(Extracts from a graphics dataset)
"""

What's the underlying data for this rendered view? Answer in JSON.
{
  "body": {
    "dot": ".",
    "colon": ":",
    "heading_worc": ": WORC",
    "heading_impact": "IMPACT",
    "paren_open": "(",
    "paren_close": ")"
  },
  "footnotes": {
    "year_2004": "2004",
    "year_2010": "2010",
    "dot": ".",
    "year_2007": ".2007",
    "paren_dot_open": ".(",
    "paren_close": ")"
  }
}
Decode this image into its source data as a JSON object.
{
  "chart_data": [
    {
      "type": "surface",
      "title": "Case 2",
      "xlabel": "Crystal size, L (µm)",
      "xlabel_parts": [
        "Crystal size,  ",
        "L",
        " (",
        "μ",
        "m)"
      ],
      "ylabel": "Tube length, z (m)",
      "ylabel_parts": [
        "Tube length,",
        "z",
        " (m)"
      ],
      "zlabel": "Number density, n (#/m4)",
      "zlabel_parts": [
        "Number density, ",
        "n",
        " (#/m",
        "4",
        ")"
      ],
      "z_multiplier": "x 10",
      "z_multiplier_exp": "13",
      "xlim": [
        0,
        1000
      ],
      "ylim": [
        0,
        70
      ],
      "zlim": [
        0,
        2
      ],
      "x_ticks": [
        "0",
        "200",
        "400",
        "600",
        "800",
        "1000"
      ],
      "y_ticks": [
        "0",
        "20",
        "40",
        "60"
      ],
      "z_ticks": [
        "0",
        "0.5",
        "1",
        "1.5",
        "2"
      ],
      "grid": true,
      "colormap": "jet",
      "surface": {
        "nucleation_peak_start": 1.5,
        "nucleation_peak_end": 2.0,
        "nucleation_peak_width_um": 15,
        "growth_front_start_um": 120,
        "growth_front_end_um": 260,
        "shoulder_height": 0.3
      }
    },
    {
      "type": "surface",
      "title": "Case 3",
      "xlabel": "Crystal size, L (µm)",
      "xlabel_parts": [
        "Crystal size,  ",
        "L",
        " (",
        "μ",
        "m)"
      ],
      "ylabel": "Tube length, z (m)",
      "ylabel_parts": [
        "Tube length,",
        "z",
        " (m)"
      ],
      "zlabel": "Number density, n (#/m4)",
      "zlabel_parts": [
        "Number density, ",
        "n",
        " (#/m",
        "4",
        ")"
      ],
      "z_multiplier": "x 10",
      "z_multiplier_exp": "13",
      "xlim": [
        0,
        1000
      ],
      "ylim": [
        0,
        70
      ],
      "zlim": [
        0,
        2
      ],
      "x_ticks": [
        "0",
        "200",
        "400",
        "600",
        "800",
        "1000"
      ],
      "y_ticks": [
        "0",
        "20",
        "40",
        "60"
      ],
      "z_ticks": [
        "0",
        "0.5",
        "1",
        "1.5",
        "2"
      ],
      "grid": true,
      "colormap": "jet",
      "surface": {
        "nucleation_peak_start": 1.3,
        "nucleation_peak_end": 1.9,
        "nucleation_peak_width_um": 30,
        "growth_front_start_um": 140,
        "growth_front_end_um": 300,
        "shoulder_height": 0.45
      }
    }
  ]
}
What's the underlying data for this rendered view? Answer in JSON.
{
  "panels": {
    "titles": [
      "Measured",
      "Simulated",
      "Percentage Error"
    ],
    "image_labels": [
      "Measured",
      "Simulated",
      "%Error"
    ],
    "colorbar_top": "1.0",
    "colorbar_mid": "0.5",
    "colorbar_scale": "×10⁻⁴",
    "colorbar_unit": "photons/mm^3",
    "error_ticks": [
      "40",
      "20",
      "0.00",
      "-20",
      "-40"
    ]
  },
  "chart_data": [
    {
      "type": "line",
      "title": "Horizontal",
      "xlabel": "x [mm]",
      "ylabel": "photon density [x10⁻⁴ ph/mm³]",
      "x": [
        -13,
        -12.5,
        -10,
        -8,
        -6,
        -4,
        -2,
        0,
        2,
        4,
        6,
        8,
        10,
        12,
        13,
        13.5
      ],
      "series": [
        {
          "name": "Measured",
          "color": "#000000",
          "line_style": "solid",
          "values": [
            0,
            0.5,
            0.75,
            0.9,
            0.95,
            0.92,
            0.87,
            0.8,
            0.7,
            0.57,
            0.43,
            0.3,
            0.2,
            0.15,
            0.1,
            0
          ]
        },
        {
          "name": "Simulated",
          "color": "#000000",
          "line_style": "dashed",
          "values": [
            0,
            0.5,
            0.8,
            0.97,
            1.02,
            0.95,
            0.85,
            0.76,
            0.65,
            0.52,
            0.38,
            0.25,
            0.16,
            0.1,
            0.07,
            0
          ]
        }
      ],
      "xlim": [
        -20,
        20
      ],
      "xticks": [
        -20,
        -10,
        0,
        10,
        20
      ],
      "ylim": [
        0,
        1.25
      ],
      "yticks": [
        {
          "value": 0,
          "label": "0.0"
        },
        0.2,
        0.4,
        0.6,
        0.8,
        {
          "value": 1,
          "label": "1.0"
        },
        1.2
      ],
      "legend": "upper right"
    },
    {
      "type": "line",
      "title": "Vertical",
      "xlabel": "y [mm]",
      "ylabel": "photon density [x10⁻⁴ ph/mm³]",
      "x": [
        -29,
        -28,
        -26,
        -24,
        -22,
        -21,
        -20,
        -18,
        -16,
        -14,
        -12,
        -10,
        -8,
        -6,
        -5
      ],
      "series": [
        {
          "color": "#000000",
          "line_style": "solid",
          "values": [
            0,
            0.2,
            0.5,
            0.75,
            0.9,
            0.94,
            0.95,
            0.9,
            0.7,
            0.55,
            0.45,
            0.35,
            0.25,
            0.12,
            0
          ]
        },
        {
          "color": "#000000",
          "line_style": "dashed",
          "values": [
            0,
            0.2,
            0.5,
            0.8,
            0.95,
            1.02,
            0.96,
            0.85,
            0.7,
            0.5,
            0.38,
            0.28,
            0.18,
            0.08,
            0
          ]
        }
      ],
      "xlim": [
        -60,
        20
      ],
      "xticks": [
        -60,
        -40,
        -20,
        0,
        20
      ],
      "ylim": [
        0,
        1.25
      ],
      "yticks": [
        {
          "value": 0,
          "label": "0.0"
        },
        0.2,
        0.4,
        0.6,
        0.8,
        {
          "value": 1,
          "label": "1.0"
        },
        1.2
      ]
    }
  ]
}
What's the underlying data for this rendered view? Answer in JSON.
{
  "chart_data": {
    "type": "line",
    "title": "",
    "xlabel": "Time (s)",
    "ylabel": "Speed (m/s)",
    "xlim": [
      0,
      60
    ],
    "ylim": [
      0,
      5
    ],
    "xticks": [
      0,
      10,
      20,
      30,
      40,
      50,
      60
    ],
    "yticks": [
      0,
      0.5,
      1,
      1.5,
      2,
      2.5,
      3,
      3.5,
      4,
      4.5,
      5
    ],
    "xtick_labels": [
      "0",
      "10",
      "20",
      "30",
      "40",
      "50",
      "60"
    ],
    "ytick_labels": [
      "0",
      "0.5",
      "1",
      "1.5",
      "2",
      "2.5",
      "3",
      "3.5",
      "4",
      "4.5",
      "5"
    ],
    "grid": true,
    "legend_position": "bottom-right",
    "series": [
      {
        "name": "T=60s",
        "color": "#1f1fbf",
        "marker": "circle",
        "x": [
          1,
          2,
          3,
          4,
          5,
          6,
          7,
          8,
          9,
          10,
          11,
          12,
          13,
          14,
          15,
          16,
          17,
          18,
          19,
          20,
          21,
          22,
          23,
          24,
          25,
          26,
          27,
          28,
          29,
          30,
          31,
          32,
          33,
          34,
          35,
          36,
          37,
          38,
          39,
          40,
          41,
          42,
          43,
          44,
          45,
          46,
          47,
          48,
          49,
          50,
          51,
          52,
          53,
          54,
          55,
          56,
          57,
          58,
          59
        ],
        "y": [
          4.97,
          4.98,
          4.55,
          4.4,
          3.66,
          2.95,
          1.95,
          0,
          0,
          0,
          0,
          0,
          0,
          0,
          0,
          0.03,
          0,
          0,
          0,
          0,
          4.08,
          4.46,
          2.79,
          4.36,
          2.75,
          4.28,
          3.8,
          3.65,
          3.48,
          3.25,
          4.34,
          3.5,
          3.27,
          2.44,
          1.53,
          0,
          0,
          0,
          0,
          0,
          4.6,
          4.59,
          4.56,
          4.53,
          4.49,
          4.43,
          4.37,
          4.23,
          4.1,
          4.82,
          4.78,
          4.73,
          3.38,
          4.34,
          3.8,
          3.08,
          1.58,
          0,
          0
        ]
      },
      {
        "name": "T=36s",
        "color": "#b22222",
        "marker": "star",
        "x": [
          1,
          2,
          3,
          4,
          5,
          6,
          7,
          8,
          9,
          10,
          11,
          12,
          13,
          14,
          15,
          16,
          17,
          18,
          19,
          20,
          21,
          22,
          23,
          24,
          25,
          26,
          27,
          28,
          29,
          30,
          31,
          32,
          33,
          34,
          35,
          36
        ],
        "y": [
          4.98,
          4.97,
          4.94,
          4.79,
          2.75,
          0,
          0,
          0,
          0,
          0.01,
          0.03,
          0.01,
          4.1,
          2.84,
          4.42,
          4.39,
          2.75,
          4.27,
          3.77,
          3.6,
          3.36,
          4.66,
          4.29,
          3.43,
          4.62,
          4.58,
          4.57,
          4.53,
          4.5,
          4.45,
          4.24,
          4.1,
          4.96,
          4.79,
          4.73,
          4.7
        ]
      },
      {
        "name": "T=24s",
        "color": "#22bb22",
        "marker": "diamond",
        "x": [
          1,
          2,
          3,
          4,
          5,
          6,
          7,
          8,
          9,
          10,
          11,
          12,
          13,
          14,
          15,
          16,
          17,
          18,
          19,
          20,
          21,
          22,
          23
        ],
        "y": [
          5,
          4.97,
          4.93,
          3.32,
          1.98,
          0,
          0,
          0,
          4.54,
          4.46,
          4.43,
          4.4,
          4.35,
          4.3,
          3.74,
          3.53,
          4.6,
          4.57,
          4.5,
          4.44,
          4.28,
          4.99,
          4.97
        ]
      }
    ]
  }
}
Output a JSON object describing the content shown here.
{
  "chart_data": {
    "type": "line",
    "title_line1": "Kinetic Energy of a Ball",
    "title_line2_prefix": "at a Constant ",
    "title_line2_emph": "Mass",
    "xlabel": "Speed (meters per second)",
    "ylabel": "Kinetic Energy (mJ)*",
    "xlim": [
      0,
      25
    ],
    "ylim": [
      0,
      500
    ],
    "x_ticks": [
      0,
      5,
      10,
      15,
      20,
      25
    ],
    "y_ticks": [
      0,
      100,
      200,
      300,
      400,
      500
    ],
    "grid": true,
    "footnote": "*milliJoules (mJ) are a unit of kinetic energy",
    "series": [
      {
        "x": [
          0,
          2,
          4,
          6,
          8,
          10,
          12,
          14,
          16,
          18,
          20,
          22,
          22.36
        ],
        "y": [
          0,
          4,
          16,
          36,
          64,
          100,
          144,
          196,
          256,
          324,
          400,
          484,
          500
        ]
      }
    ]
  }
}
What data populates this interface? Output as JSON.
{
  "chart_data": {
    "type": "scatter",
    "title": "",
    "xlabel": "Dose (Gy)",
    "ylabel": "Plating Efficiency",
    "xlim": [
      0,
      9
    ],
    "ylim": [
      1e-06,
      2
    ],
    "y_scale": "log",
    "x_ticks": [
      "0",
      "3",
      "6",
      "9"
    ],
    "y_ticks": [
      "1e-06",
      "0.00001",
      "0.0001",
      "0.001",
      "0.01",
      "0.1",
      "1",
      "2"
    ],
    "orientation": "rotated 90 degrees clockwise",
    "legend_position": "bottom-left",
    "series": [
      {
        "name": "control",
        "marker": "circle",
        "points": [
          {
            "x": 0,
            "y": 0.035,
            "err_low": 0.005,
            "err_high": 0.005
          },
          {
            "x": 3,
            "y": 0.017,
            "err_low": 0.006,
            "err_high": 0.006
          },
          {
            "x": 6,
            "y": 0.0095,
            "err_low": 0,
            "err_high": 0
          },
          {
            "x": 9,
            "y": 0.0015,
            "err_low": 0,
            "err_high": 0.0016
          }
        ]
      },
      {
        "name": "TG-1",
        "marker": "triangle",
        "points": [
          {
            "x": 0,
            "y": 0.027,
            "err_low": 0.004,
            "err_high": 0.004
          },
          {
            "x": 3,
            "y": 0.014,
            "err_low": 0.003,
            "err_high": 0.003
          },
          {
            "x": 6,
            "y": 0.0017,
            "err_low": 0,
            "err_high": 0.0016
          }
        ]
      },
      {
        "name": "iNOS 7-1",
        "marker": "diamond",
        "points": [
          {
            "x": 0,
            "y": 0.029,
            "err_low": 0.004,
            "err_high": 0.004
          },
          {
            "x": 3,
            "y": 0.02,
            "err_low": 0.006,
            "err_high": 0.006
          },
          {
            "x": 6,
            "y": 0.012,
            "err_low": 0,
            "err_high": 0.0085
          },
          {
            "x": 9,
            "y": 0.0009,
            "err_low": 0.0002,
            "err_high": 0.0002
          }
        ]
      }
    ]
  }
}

"""

> **Task requirements**: Locate the lines above that contain "name" and copy them.

> **Solution**:
          "name": "Measured",
          "name": "Simulated",
        "name": "T=60s",
        "name": "T=36s",
        "name": "T=24s",
        "name": "control",
        "name": "TG-1",
        "name": "iNOS 7-1",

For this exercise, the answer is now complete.